:: Dataset extract

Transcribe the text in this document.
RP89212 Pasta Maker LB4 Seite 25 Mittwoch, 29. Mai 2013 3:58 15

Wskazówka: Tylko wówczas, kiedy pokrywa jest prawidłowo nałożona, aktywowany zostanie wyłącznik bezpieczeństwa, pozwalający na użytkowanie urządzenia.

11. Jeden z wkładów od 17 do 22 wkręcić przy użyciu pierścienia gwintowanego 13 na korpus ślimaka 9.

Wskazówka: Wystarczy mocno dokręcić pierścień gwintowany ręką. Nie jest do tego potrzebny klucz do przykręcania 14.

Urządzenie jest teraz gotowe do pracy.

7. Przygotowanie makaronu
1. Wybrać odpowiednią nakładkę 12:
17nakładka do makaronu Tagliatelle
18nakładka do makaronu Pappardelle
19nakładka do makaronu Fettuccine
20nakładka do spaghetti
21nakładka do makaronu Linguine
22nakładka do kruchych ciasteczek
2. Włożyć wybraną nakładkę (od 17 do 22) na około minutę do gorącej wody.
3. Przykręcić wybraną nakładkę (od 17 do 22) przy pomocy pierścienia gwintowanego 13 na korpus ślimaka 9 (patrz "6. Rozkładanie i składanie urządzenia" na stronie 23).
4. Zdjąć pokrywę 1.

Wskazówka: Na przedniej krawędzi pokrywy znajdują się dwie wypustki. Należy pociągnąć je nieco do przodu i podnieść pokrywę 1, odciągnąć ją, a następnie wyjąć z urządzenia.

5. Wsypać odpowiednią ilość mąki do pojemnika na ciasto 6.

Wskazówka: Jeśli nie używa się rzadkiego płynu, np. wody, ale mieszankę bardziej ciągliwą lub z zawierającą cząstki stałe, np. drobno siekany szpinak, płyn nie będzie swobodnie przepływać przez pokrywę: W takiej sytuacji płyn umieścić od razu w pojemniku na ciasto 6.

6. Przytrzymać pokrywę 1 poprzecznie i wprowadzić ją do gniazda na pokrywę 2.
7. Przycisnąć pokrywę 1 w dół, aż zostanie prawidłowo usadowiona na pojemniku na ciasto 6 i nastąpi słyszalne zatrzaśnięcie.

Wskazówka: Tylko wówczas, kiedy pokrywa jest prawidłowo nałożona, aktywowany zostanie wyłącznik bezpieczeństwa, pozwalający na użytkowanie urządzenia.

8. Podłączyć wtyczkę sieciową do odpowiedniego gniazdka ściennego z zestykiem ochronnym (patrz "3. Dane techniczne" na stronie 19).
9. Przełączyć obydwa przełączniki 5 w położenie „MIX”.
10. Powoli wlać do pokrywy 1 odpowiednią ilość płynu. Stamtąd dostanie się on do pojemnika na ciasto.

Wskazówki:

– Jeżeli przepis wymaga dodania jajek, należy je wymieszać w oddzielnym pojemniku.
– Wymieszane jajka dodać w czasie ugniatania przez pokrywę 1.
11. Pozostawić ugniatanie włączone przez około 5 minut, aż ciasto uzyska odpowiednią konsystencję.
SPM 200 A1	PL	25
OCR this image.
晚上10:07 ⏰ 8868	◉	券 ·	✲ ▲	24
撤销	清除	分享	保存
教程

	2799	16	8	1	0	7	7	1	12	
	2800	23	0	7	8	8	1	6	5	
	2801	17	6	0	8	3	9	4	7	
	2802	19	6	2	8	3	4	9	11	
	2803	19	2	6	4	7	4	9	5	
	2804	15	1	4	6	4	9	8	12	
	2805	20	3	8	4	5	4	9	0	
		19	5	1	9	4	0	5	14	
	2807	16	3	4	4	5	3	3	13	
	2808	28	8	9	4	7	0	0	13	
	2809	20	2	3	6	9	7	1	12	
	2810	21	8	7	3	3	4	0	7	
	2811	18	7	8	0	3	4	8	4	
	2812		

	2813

::::

[Directions] From the line that contains "OCR this image." to the last line of the material above, repeat every line exactly, keeping both the first and the last.

[Response to this task]
OCR this image.
晚上10:07 ⏰ 8868	◉	券 ·	✲ ▲	24
撤销	清除	分享	保存
教程

	2799	16	8	1	0	7	7	1	12	
	2800	23	0	7	8	8	1	6	5	
	2801	17	6	0	8	3	9	4	7	
	2802	19	6	2	8	3	4	9	11	
	2803	19	2	6	4	7	4	9	5	
	2804	15	1	4	6	4	9	8	12	
	2805	20	3	8	4	5	4	9	0	
		19	5	1	9	4	0	5	14	
	2807	16	3	4	4	5	3	3	13	
	2808	28	8	9	4	7	0	0	13	
	2809	20	2	3	6	9	7	1	12	
	2810	21	8	7	3	3	4	0	7	
	2811	18	7	8	0	3	4	8	4	
	2812		

	2813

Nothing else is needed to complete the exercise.